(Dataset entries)
* start *

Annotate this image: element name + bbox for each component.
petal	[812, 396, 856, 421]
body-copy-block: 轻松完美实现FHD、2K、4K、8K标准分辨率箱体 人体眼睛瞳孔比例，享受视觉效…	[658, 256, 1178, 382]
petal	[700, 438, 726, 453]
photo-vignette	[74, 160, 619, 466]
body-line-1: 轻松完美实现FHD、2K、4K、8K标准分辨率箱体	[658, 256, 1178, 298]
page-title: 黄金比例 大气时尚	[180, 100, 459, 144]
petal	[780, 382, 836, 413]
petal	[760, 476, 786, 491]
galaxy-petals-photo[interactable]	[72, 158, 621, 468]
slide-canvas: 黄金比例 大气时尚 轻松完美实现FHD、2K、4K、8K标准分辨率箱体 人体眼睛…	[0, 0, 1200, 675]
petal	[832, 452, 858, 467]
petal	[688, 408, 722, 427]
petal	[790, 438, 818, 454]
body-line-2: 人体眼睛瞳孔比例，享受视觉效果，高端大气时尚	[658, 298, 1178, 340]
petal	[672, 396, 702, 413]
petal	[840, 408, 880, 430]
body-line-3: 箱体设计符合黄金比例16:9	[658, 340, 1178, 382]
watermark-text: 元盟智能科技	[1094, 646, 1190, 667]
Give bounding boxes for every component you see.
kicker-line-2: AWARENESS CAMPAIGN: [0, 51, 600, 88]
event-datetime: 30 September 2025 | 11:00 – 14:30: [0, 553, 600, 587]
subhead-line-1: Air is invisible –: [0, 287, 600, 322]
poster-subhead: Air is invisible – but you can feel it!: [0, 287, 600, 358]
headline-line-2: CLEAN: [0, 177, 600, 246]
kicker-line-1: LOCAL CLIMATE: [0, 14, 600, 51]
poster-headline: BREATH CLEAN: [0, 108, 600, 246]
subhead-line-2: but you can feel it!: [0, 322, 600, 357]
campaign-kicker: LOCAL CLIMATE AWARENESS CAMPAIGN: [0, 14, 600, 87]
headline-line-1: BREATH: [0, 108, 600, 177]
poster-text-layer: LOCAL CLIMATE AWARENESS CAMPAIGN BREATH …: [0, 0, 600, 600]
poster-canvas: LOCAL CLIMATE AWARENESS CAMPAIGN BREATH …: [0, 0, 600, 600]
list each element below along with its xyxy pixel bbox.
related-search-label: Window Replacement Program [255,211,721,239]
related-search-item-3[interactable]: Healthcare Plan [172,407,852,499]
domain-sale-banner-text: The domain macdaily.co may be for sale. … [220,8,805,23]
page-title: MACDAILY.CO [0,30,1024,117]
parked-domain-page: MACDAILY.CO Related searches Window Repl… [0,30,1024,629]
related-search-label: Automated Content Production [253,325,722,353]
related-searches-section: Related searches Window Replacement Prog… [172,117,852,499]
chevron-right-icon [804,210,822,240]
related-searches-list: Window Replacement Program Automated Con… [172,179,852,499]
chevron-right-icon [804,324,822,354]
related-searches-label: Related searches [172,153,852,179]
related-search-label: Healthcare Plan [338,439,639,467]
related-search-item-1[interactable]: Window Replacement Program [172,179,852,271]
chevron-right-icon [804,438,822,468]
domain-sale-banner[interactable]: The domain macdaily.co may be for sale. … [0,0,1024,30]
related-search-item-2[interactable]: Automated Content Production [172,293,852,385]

* end *

**WRITTEN INSTRUCTION**
Reproduce every record above word for word, keeping each line and its order unchanged.

**TASK RESULT**
Annotate this image: element name + bbox for each component.
petal	[812, 396, 856, 421]
body-copy-block: 轻松完美实现FHD、2K、4K、8K标准分辨率箱体 人体眼睛瞳孔比例，享受视觉效…	[658, 256, 1178, 382]
petal	[700, 438, 726, 453]
photo-vignette	[74, 160, 619, 466]
body-line-1: 轻松完美实现FHD、2K、4K、8K标准分辨率箱体	[658, 256, 1178, 298]
page-title: 黄金比例 大气时尚	[180, 100, 459, 144]
petal	[780, 382, 836, 413]
petal	[760, 476, 786, 491]
galaxy-petals-photo[interactable]	[72, 158, 621, 468]
slide-canvas: 黄金比例 大气时尚 轻松完美实现FHD、2K、4K、8K标准分辨率箱体 人体眼睛…	[0, 0, 1200, 675]
petal	[832, 452, 858, 467]
petal	[688, 408, 722, 427]
petal	[790, 438, 818, 454]
body-line-2: 人体眼睛瞳孔比例，享受视觉效果，高端大气时尚	[658, 298, 1178, 340]
petal	[672, 396, 702, 413]
petal	[840, 408, 880, 430]
body-line-3: 箱体设计符合黄金比例16:9	[658, 340, 1178, 382]
watermark-text: 元盟智能科技	[1094, 646, 1190, 667]
Give bounding boxes for every component you see.
kicker-line-2: AWARENESS CAMPAIGN: [0, 51, 600, 88]
event-datetime: 30 September 2025 | 11:00 – 14:30: [0, 553, 600, 587]
subhead-line-1: Air is invisible –: [0, 287, 600, 322]
poster-subhead: Air is invisible – but you can feel it!: [0, 287, 600, 358]
headline-line-2: CLEAN: [0, 177, 600, 246]
kicker-line-1: LOCAL CLIMATE: [0, 14, 600, 51]
poster-headline: BREATH CLEAN: [0, 108, 600, 246]
subhead-line-2: but you can feel it!: [0, 322, 600, 357]
campaign-kicker: LOCAL CLIMATE AWARENESS CAMPAIGN: [0, 14, 600, 87]
headline-line-1: BREATH: [0, 108, 600, 177]
poster-text-layer: LOCAL CLIMATE AWARENESS CAMPAIGN BREATH …: [0, 0, 600, 600]
poster-canvas: LOCAL CLIMATE AWARENESS CAMPAIGN BREATH …: [0, 0, 600, 600]
list each element below along with its xyxy pixel bbox.
related-search-label: Window Replacement Program [255,211,721,239]
related-search-item-3[interactable]: Healthcare Plan [172,407,852,499]
domain-sale-banner-text: The domain macdaily.co may be for sale. … [220,8,805,23]
page-title: MACDAILY.CO [0,30,1024,117]
parked-domain-page: MACDAILY.CO Related searches Window Repl… [0,30,1024,629]
related-search-label: Automated Content Production [253,325,722,353]
related-searches-section: Related searches Window Replacement Prog… [172,117,852,499]
chevron-right-icon [804,210,822,240]
related-searches-list: Window Replacement Program Automated Con… [172,179,852,499]
chevron-right-icon [804,324,822,354]
related-searches-label: Related searches [172,153,852,179]
related-search-label: Healthcare Plan [338,439,639,467]
related-search-item-1[interactable]: Window Replacement Program [172,179,852,271]
chevron-right-icon [804,438,822,468]
domain-sale-banner[interactable]: The domain macdaily.co may be for sale. … [0,0,1024,30]
related-search-item-2[interactable]: Automated Content Production [172,293,852,385]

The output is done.